◆ TEXTAUSSCHNITT
---
Dort, so sagen sie vor Gericht, überlegen sie, was sie mit Robert S. anfangen sollen. Für eine Ingewahrsamnahme in der Ausnüchterungszelle sei er, so glauben sie, nicht betrunken genug. Also entscheiden sie, ihn nach Hause nach Lübeck zu fahren. Der Einsatzleitstelle sagen sie nichts davon. Robert S. telefoniert unentwegt mit seinem Handy. Die Polizisten wollen nicht mitbekommen haben, dass er zweimal den Notruf ruft. Die Tonbandaufzeichnungen dazu sind bereits gelöscht, als sich die Staatsanwaltschaft Lübeck zu Ermittlungen entschließt.

Die Mutter von Robert S., eine schmale Frau in Schwarz, hält einen sehr kleinen Teddybären in der Hand, während sie den Zeugen zuhört. Neben ihr sitzen ihr Mann und ihre beiden Anwälte: Klaus Nentwig, ein sanfter Steuerfachanwalt aus Bad Schwartau, der die Anklage erzwungen hat, was selten gelingt, sowie der Hamburger Anwalt Johann Schwenn, der den Revisionsantrag erstellt hat und viel Kraft darauf verwendet, die eifrige Verteidigerin anzuschnauzen. Die Angeklagten wiederum werfen den Anwälten der Nebenklage Verwirrspiele vor. Man merkt, dass der Prozess wie auch die Medienberichte an ihren Nerven zerren. Und man merkt, dass sie in ihrem Berufsalltag sonst diejenigen sind, die Ansagen machen, statt Fragen zu beantworten.
---
◆ Extrahierte Dateneinträge
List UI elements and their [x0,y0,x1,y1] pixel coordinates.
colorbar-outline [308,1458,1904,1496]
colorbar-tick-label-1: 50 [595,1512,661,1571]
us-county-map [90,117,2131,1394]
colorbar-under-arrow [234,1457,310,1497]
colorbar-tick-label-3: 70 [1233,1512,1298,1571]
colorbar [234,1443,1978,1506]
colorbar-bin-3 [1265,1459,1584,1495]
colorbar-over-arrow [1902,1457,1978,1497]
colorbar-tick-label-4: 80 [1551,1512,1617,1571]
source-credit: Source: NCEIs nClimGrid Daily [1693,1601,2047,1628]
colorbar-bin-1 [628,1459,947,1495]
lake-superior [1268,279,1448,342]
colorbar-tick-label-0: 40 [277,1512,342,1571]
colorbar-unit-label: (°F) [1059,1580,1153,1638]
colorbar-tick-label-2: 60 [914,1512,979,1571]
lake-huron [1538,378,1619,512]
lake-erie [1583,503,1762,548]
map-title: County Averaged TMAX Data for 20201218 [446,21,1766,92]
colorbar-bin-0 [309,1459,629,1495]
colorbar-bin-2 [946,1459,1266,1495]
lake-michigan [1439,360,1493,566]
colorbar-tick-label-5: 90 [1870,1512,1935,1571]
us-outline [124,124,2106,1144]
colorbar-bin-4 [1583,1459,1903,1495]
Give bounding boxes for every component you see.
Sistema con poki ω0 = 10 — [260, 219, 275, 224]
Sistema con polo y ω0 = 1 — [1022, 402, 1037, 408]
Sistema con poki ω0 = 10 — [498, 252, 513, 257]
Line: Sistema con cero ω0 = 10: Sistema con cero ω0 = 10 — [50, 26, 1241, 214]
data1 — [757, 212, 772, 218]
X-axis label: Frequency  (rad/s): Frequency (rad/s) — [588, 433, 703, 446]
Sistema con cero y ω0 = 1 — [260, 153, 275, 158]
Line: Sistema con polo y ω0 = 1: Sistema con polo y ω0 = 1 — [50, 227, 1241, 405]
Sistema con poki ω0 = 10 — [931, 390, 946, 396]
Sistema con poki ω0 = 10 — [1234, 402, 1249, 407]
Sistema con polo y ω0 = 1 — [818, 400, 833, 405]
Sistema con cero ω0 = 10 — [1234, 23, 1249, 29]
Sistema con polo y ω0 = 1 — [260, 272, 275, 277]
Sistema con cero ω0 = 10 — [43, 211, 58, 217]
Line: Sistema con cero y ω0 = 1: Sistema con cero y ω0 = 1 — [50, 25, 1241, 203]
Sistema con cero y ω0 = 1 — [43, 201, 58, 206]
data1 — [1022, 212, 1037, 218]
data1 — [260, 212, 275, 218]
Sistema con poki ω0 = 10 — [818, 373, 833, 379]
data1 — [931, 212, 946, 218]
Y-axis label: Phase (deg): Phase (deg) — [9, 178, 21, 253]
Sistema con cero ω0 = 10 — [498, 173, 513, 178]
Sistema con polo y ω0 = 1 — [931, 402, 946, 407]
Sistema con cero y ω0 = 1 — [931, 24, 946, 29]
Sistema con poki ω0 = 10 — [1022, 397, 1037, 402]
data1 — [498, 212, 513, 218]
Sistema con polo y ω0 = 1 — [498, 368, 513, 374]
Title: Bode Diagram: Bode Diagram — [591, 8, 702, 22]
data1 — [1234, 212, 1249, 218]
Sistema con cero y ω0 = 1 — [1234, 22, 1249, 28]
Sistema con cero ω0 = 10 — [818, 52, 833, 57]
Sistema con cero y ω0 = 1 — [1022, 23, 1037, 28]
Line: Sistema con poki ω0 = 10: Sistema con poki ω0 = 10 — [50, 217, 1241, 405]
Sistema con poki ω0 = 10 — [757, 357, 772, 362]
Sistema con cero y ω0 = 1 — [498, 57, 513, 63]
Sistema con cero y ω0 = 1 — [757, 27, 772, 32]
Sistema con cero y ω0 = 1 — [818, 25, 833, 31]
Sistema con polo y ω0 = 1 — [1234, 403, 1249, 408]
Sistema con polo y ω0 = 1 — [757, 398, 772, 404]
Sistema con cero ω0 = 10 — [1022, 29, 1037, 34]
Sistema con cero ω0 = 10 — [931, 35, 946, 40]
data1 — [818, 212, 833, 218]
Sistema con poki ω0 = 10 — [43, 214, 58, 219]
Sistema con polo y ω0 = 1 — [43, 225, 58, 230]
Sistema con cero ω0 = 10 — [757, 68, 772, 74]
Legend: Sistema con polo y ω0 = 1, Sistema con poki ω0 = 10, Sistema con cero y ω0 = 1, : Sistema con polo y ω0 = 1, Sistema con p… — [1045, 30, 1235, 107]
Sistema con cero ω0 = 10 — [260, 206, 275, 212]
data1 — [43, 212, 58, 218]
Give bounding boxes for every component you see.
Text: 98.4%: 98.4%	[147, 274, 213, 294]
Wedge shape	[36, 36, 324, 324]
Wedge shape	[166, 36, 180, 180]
---
◆ ARBEITSAUFTRAG
Führe den Bericht über den Prozess um Robert S. nach seinem letzten Satz weiter.

◆ DAS ERGEBNIS
Die Angeklagten sagen aus, dass Robert S. mehrfach aus dem Auto aussteigen wollte. Die neuen Nachbarn hätten nicht sehen sollen, wie ihn die Polizei nach Hause brachte. Er habe sich ein Taxi nehmen wollen. „Haben Sie nicht angeboten, ihn zwei Straßen vorher abzusetzen?“, fragt der Richter. Alexander M. weiß es nicht mehr. Aber er weiß noch, dass der Junge „freundlich und höflich“ war. „Nicht das Übliche mit Bullenschweinen und so“.

Die Beamten lassen Robert S. an einer Straßenkreuzung acht Kilometer vor Lübeck heraus. „Sie war gut beleuchtet und es fuhren ständig Taxen dort vorbei“, sagt Hans Joachim G. Robert S. hatte seine Jacke in der Diskothek gelassen, er trug nur einen dünnen Baumwollpullover. Die Polizisten sagen, dass sie mit höchstens 20 Minuten Wartezeit für ihn gerechnet hätten. Die Landstraße, auf der Robert S. gegen halb sechs überfahren wird, liegt entgegengesetzt zu seinem Nachhauseweg. Dass er Schuhe und Strümpfe auszog, nennt man unter Medizinern eine Folge der „Kälteidiotie“.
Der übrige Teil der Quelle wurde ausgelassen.